- _WHAT THE TASK ASKS_
Reproduce the data below unchanged, from its first line through the line that contains "data-point-f5 (638, 1062, 655, 1081)".

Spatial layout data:
»»
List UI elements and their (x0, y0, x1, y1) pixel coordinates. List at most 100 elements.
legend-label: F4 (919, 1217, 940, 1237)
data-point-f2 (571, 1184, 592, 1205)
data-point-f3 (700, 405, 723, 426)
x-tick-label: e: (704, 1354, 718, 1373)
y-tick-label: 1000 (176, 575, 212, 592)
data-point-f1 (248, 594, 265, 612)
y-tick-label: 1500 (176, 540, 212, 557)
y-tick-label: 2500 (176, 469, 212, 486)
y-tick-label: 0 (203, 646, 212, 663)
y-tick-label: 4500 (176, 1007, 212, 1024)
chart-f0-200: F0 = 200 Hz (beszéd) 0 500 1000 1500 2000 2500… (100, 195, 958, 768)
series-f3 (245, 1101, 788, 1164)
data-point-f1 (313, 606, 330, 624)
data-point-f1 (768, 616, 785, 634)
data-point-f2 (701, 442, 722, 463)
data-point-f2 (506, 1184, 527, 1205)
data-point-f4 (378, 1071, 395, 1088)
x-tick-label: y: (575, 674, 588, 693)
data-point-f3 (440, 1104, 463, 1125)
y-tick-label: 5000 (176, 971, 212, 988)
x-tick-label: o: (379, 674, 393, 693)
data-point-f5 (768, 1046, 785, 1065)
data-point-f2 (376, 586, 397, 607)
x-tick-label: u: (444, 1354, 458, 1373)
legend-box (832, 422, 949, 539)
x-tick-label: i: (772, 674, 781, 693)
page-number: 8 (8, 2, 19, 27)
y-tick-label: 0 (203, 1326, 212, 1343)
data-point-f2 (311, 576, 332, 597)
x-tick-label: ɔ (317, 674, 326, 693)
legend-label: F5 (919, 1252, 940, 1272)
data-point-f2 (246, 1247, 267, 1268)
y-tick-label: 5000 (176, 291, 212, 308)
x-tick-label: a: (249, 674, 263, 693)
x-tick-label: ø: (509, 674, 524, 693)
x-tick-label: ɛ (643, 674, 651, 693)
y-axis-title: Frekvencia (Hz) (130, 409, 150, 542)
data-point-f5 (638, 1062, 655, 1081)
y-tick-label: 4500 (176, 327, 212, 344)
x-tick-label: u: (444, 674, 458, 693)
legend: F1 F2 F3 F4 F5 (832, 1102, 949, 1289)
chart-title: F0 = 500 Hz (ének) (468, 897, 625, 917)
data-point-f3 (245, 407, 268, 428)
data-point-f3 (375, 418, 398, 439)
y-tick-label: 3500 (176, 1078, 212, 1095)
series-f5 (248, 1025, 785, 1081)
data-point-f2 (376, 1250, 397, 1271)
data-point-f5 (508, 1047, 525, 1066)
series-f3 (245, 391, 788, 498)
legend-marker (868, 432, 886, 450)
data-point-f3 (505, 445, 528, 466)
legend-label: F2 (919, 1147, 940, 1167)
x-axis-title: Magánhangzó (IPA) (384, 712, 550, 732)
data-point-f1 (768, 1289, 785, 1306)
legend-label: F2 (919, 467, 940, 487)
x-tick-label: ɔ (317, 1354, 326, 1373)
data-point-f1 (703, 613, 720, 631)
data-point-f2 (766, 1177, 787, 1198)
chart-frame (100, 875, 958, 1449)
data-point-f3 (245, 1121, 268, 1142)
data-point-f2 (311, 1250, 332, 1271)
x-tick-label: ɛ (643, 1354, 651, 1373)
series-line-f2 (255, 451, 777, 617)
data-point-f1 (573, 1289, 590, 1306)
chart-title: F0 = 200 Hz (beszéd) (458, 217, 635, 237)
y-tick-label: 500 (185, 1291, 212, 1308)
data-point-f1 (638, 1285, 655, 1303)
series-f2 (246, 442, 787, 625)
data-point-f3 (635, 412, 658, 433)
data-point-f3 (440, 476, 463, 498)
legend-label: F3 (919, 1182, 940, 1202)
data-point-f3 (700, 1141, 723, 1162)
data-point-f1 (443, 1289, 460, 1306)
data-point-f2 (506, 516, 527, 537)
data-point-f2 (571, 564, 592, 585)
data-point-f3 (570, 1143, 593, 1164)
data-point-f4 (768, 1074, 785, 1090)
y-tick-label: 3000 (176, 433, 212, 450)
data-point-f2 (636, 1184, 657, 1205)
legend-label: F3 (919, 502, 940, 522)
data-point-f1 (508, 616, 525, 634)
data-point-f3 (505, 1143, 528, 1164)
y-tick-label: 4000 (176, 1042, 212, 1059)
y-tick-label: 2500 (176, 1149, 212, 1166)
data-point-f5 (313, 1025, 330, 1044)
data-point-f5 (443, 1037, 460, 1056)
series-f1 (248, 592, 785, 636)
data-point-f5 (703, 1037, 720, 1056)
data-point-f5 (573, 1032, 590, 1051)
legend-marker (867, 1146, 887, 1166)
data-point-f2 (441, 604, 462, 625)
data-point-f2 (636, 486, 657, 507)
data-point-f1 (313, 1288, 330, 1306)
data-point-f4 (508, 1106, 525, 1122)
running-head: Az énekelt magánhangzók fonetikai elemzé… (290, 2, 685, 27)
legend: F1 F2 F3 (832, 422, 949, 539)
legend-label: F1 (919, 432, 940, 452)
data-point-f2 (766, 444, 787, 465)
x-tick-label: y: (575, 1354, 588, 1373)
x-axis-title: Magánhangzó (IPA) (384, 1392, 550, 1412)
««
- _TASK OUTPUT_
List UI elements and their (x0, y0, x1, y1) pixel coordinates. List at most 100 elements.
legend-label: F4 (919, 1217, 940, 1237)
data-point-f2 (571, 1184, 592, 1205)
data-point-f3 (700, 405, 723, 426)
x-tick-label: e: (704, 1354, 718, 1373)
y-tick-label: 1000 (176, 575, 212, 592)
data-point-f1 (248, 594, 265, 612)
y-tick-label: 1500 (176, 540, 212, 557)
y-tick-label: 2500 (176, 469, 212, 486)
y-tick-label: 0 (203, 646, 212, 663)
y-tick-label: 4500 (176, 1007, 212, 1024)
chart-f0-200: F0 = 200 Hz (beszéd) 0 500 1000 1500 2000 2500… (100, 195, 958, 768)
series-f3 (245, 1101, 788, 1164)
data-point-f1 (313, 606, 330, 624)
data-point-f1 (768, 616, 785, 634)
data-point-f2 (701, 442, 722, 463)
data-point-f2 (506, 1184, 527, 1205)
data-point-f4 (378, 1071, 395, 1088)
x-tick-label: y: (575, 674, 588, 693)
data-point-f3 (440, 1104, 463, 1125)
y-tick-label: 5000 (176, 971, 212, 988)
x-tick-label: o: (379, 674, 393, 693)
data-point-f5 (768, 1046, 785, 1065)
data-point-f2 (376, 586, 397, 607)
x-tick-label: u: (444, 1354, 458, 1373)
legend-box (832, 422, 949, 539)
x-tick-label: i: (772, 674, 781, 693)
page-number: 8 (8, 2, 19, 27)
y-tick-label: 0 (203, 1326, 212, 1343)
data-point-f2 (311, 576, 332, 597)
x-tick-label: ɔ (317, 674, 326, 693)
legend-label: F5 (919, 1252, 940, 1272)
data-point-f2 (246, 1247, 267, 1268)
y-tick-label: 5000 (176, 291, 212, 308)
x-tick-label: a: (249, 674, 263, 693)
x-tick-label: ø: (509, 674, 524, 693)
x-tick-label: ɛ (643, 674, 651, 693)
y-axis-title: Frekvencia (Hz) (130, 409, 150, 542)
data-point-f5 (638, 1062, 655, 1081)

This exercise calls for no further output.